Directive.
Repeat every line of the listing below word for word, without changing anything.
--- Start Entries provided ---
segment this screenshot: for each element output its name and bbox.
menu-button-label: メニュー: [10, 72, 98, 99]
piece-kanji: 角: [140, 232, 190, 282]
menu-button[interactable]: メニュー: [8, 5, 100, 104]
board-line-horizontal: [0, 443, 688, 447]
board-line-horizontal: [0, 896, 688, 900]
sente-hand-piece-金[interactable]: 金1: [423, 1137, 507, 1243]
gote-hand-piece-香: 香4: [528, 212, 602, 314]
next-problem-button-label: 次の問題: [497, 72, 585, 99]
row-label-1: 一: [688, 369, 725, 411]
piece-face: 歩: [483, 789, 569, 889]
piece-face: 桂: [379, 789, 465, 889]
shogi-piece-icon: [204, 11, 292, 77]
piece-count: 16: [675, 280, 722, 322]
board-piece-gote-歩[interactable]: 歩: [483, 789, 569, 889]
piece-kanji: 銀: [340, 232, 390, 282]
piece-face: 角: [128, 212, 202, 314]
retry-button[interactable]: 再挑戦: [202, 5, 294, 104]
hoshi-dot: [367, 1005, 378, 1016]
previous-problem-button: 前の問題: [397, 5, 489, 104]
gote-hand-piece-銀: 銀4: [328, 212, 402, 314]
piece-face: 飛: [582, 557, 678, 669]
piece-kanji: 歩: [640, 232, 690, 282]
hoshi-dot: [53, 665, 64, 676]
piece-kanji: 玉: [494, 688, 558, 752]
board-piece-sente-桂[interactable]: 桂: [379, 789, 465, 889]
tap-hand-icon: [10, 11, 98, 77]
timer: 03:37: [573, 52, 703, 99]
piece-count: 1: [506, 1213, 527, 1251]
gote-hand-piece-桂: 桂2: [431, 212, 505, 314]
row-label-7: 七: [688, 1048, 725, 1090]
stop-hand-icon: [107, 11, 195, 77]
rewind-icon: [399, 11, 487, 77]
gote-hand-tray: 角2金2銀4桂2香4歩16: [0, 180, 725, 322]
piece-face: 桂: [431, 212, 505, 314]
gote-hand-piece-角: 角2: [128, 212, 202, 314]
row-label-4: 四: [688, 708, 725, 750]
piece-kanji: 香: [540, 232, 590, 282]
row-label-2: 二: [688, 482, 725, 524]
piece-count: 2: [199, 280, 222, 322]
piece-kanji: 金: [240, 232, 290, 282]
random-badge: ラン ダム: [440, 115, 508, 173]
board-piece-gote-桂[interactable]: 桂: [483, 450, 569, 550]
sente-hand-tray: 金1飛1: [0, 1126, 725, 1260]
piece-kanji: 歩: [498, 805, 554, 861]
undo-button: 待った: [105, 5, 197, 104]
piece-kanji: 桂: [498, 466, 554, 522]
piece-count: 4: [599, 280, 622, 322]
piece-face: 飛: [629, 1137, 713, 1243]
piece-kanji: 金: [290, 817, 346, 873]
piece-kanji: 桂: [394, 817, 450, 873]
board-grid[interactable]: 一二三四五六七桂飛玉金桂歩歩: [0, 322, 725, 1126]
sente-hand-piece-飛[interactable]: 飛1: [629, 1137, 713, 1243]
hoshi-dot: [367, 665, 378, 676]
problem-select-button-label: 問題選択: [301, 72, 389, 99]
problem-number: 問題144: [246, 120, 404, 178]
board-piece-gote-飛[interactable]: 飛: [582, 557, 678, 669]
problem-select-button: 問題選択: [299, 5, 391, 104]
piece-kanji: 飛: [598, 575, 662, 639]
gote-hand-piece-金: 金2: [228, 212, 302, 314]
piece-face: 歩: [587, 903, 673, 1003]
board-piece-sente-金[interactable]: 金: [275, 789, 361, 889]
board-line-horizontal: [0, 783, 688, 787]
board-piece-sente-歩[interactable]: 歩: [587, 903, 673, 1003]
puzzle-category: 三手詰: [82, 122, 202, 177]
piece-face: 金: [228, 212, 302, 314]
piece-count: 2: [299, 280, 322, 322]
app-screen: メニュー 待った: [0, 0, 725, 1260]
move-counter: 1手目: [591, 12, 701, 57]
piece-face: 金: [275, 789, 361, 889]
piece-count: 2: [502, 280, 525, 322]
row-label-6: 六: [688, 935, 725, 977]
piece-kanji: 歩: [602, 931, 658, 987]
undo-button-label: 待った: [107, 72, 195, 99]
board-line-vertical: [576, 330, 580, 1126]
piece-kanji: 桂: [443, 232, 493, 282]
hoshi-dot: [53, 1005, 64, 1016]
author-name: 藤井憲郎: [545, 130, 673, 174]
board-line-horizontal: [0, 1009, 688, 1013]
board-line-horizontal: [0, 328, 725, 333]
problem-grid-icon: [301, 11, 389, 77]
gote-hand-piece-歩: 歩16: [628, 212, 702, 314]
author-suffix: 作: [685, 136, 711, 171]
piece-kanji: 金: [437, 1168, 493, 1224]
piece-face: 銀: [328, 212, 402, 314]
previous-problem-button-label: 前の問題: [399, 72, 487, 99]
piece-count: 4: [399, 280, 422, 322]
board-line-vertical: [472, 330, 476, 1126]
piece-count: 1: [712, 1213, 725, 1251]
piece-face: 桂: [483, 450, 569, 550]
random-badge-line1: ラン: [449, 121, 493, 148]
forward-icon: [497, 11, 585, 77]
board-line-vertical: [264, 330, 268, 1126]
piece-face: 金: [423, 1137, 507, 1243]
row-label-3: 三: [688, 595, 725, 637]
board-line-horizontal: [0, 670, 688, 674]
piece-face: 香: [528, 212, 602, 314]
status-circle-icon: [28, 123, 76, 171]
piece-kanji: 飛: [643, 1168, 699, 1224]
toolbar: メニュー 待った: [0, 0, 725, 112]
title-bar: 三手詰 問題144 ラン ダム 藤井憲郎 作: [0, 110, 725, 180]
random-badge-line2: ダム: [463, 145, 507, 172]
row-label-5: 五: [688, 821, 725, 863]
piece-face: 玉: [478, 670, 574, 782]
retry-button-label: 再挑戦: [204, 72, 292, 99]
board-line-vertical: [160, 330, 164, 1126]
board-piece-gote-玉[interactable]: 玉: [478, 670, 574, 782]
--- End Entries provided ---
Response.
segment this screenshot: for each element output its name and bbox.
menu-button-label: メニュー: [10, 72, 98, 99]
piece-kanji: 角: [140, 232, 190, 282]
menu-button[interactable]: メニュー: [8, 5, 100, 104]
board-line-horizontal: [0, 443, 688, 447]
board-line-horizontal: [0, 896, 688, 900]
sente-hand-piece-金[interactable]: 金1: [423, 1137, 507, 1243]
gote-hand-piece-香: 香4: [528, 212, 602, 314]
next-problem-button-label: 次の問題: [497, 72, 585, 99]
row-label-1: 一: [688, 369, 725, 411]
piece-face: 歩: [483, 789, 569, 889]
piece-face: 桂: [379, 789, 465, 889]
shogi-piece-icon: [204, 11, 292, 77]
piece-count: 16: [675, 280, 722, 322]
board-piece-gote-歩[interactable]: 歩: [483, 789, 569, 889]
piece-kanji: 銀: [340, 232, 390, 282]
piece-face: 角: [128, 212, 202, 314]
retry-button[interactable]: 再挑戦: [202, 5, 294, 104]
hoshi-dot: [367, 1005, 378, 1016]
previous-problem-button: 前の問題: [397, 5, 489, 104]
gote-hand-piece-銀: 銀4: [328, 212, 402, 314]
piece-face: 飛: [582, 557, 678, 669]
piece-kanji: 歩: [640, 232, 690, 282]
hoshi-dot: [53, 665, 64, 676]
piece-kanji: 玉: [494, 688, 558, 752]
board-piece-sente-桂[interactable]: 桂: [379, 789, 465, 889]
tap-hand-icon: [10, 11, 98, 77]
timer: 03:37: [573, 52, 703, 99]
piece-count: 1: [506, 1213, 527, 1251]
gote-hand-piece-桂: 桂2: [431, 212, 505, 314]
row-label-7: 七: [688, 1048, 725, 1090]
stop-hand-icon: [107, 11, 195, 77]
rewind-icon: [399, 11, 487, 77]
gote-hand-tray: 角2金2銀4桂2香4歩16: [0, 180, 725, 322]
piece-face: 桂: [431, 212, 505, 314]
gote-hand-piece-角: 角2: [128, 212, 202, 314]
row-label-4: 四: [688, 708, 725, 750]
piece-kanji: 香: [540, 232, 590, 282]
row-label-2: 二: [688, 482, 725, 524]
piece-count: 2: [199, 280, 222, 322]
piece-kanji: 金: [240, 232, 290, 282]
random-badge: ラン ダム: [440, 115, 508, 173]
board-piece-gote-桂[interactable]: 桂: [483, 450, 569, 550]
sente-hand-tray: 金1飛1: [0, 1126, 725, 1260]
piece-kanji: 歩: [498, 805, 554, 861]
undo-button: 待った: [105, 5, 197, 104]
piece-kanji: 桂: [498, 466, 554, 522]
piece-count: 4: [599, 280, 622, 322]
piece-face: 飛: [629, 1137, 713, 1243]
piece-kanji: 金: [290, 817, 346, 873]
piece-kanji: 桂: [394, 817, 450, 873]
board-grid[interactable]: 一二三四五六七桂飛玉金桂歩歩: [0, 322, 725, 1126]
sente-hand-piece-飛[interactable]: 飛1: [629, 1137, 713, 1243]
hoshi-dot: [367, 665, 378, 676]
problem-select-button-label: 問題選択: [301, 72, 389, 99]
problem-number: 問題144: [246, 120, 404, 178]
board-piece-gote-飛[interactable]: 飛: [582, 557, 678, 669]
problem-select-button: 問題選択: [299, 5, 391, 104]
piece-kanji: 飛: [598, 575, 662, 639]
gote-hand-piece-金: 金2: [228, 212, 302, 314]
piece-face: 歩: [587, 903, 673, 1003]
board-piece-sente-金[interactable]: 金: [275, 789, 361, 889]
board-line-horizontal: [0, 783, 688, 787]
board-piece-sente-歩[interactable]: 歩: [587, 903, 673, 1003]
puzzle-category: 三手詰: [82, 122, 202, 177]
piece-face: 金: [228, 212, 302, 314]
piece-count: 2: [299, 280, 322, 322]
app-screen: メニュー 待った: [0, 0, 725, 1260]
move-counter: 1手目: [591, 12, 701, 57]
piece-face: 金: [275, 789, 361, 889]
piece-count: 2: [502, 280, 525, 322]
row-label-6: 六: [688, 935, 725, 977]
piece-kanji: 歩: [602, 931, 658, 987]
undo-button-label: 待った: [107, 72, 195, 99]
board-line-vertical: [576, 330, 580, 1126]
piece-kanji: 桂: [443, 232, 493, 282]
hoshi-dot: [53, 1005, 64, 1016]
author-name: 藤井憲郎: [545, 130, 673, 174]
board-line-horizontal: [0, 1009, 688, 1013]
board-line-horizontal: [0, 328, 725, 333]
problem-grid-icon: [301, 11, 389, 77]
gote-hand-piece-歩: 歩16: [628, 212, 702, 314]
author-suffix: 作: [685, 136, 711, 171]
piece-kanji: 金: [437, 1168, 493, 1224]
piece-face: 銀: [328, 212, 402, 314]
previous-problem-button-label: 前の問題: [399, 72, 487, 99]
piece-count: 4: [399, 280, 422, 322]
board-line-vertical: [472, 330, 476, 1126]
piece-count: 1: [712, 1213, 725, 1251]
piece-face: 桂: [483, 450, 569, 550]
random-badge-line1: ラン: [449, 121, 493, 148]
forward-icon: [497, 11, 585, 77]
board-line-vertical: [264, 330, 268, 1126]
piece-face: 金: [423, 1137, 507, 1243]
row-label-3: 三: [688, 595, 725, 637]
board-line-horizontal: [0, 670, 688, 674]
piece-face: 香: [528, 212, 602, 314]
status-circle-icon: [28, 123, 76, 171]
piece-kanji: 飛: [643, 1168, 699, 1224]
toolbar: メニュー 待った: [0, 0, 725, 112]
title-bar: 三手詰 問題144 ラン ダム 藤井憲郎 作: [0, 110, 725, 180]
random-badge-line2: ダム: [463, 145, 507, 172]
row-label-5: 五: [688, 821, 725, 863]
piece-face: 玉: [478, 670, 574, 782]
retry-button-label: 再挑戦: [204, 72, 292, 99]
board-line-vertical: [160, 330, 164, 1126]
board-piece-gote-玉[interactable]: 玉: [478, 670, 574, 782]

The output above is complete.